■ Aim:
Collect all lines containing the word "planetaverde" from the data.
----------------
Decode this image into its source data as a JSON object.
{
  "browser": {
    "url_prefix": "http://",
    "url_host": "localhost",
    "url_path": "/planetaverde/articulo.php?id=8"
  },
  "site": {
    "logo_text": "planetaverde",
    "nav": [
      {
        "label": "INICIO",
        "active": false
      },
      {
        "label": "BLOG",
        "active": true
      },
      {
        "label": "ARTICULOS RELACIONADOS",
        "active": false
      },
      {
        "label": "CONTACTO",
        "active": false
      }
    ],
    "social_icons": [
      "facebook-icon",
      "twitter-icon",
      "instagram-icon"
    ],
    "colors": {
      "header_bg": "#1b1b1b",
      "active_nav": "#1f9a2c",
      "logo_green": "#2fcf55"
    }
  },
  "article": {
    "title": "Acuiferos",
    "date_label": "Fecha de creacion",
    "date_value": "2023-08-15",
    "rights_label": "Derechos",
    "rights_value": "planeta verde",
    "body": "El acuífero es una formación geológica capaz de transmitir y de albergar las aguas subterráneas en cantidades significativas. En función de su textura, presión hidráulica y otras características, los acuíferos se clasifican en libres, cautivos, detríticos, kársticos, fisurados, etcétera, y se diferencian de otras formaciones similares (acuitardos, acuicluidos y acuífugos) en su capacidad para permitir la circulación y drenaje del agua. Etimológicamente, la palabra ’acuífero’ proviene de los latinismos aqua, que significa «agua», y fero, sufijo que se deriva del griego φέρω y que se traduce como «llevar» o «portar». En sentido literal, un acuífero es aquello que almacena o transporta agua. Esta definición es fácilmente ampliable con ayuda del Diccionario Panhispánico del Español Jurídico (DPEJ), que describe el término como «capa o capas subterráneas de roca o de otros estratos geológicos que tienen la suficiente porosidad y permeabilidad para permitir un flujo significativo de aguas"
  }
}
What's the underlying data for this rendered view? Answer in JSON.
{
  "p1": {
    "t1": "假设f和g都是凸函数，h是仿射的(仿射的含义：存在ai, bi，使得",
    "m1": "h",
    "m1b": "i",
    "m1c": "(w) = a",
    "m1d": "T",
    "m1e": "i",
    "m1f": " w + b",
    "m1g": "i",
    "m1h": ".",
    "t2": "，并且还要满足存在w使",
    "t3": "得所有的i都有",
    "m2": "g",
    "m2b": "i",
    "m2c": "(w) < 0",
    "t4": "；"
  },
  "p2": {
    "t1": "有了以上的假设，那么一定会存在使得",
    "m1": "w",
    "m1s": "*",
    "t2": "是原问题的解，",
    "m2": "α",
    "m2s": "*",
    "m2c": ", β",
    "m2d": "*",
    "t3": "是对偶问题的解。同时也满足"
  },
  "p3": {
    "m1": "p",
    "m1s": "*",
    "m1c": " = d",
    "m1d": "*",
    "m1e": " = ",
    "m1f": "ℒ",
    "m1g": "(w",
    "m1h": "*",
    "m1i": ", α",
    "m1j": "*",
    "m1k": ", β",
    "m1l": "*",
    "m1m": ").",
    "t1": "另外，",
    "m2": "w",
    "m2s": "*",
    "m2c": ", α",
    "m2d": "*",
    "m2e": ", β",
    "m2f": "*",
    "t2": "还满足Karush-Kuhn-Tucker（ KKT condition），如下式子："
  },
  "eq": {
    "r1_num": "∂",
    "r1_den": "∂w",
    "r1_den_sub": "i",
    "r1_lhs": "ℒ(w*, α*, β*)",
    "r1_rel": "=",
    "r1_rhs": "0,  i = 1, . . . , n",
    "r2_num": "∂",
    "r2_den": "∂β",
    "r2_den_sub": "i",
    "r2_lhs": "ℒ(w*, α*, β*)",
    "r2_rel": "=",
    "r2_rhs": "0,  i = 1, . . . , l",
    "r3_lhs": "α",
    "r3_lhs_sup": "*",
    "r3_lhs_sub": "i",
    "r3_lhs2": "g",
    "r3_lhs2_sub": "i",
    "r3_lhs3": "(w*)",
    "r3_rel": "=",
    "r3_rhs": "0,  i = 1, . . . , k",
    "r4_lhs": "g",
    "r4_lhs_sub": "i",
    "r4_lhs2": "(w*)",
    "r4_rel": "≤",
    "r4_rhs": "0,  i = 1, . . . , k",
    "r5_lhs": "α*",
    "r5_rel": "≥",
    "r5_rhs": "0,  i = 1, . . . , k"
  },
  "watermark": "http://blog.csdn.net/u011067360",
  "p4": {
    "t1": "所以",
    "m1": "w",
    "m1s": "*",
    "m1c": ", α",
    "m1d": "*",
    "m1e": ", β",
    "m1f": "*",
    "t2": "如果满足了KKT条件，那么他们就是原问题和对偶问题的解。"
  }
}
----------------
■ Output of the exercise:
    "url_path": "/planetaverde/articulo.php?id=8"
    "logo_text": "planetaverde",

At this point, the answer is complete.